(Collected data entries)
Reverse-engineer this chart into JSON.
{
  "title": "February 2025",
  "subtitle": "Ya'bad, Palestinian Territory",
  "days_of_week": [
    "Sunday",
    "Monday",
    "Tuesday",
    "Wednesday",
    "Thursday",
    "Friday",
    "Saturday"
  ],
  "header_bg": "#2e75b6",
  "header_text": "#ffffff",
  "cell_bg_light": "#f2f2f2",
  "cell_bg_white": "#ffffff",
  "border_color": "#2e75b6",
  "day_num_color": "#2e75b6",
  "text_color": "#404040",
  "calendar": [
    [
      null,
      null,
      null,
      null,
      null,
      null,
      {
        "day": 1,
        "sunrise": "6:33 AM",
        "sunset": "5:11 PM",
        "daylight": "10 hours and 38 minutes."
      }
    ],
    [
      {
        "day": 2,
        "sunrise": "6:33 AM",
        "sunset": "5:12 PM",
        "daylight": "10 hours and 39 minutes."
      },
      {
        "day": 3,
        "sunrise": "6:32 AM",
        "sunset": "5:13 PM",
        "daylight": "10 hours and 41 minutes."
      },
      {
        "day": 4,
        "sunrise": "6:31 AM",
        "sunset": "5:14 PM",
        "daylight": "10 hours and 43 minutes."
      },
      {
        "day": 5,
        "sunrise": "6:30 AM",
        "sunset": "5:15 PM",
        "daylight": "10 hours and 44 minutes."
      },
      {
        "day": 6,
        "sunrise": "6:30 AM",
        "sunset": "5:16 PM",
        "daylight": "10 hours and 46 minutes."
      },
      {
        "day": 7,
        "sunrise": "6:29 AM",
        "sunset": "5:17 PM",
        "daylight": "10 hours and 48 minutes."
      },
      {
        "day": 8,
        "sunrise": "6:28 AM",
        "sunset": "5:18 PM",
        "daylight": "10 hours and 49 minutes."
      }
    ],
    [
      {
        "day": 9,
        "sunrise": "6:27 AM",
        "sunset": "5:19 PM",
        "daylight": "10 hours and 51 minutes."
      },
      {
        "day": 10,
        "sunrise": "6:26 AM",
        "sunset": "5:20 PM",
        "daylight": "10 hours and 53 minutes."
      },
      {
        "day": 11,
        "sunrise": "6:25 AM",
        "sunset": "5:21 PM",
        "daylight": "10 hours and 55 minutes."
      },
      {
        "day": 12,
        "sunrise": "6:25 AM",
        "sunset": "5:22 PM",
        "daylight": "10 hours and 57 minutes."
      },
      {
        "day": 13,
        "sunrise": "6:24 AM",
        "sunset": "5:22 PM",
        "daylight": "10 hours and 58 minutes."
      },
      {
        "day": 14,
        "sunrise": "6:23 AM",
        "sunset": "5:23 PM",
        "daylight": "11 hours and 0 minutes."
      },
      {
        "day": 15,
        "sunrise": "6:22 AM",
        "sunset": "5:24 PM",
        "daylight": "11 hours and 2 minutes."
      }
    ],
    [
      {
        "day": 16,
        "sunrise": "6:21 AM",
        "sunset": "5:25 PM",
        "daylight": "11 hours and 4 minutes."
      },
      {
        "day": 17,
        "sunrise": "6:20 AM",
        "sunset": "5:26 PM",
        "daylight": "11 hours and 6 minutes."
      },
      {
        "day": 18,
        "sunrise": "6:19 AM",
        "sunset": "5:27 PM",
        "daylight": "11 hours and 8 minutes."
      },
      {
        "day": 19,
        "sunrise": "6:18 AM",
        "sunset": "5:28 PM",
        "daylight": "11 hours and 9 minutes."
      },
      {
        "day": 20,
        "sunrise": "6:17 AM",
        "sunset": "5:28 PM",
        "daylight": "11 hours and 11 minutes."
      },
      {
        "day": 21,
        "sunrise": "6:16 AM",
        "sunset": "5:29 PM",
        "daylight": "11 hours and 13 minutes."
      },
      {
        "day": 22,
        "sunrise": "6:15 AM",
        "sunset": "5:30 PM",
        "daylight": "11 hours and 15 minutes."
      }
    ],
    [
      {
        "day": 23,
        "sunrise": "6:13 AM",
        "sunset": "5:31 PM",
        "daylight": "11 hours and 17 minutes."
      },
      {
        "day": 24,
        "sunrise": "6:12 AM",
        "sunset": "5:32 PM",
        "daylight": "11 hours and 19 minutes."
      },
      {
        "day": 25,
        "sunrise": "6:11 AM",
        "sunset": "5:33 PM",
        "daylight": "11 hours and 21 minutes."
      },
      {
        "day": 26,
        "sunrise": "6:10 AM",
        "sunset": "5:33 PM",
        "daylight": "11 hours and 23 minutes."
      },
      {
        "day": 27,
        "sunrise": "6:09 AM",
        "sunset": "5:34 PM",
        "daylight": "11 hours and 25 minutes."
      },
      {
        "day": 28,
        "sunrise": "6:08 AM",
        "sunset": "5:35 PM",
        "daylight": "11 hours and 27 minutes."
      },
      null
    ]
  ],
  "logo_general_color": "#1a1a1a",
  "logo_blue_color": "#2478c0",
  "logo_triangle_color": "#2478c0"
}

→ The exercise
Look through the entries above for the word "ffffff". Copy every line where it shows up.

→ Exercise output
  "header_text": "#ffffff",
  "cell_bg_white": "#ffffff",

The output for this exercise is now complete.